== Data for this task ==

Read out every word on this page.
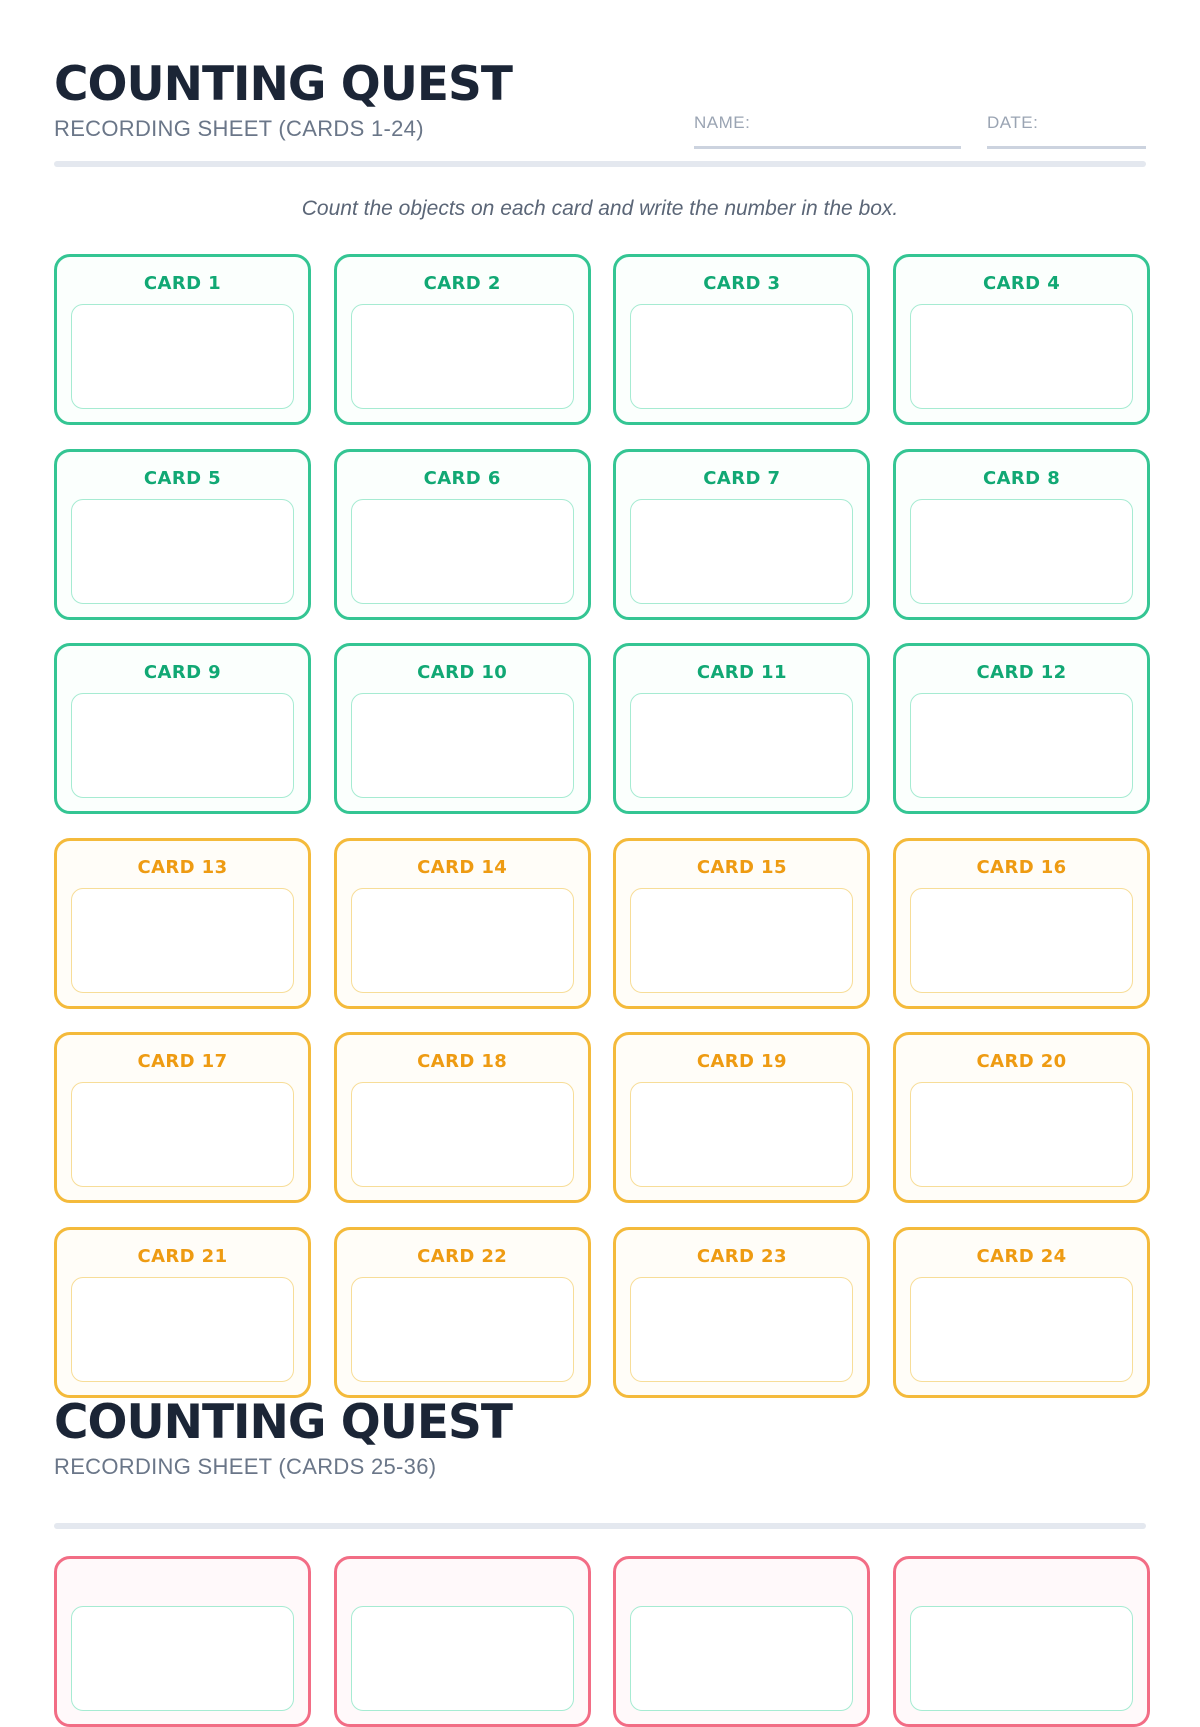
COUNTING QUEST
RECORDING SHEET (CARDS 1-24)	NAME:	DATE:
Count the objects on each card and write the number in the box.
CARD 1	CARD 2	CARD 3	CARD 4
CARD 5	CARD 6	CARD 7	CARD 8
CARD 9	CARD 10	CARD 11	CARD 12
CARD 13	CARD 14	CARD 15	CARD 16
CARD 17	CARD 18	CARD 19	CARD 20
CARD 21	CARD 22	CARD 23	CARD 24
COUNTING QUEST
RECORDING SHEET (CARDS 25-36)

===

» **Direction**: Search the data for the word "SHEET" and copy each line where it appears.

» **Exercise result**:
RECORDING SHEET (CARDS 1-24)	NAME:	DATE:
RECORDING SHEET (CARDS 25-36)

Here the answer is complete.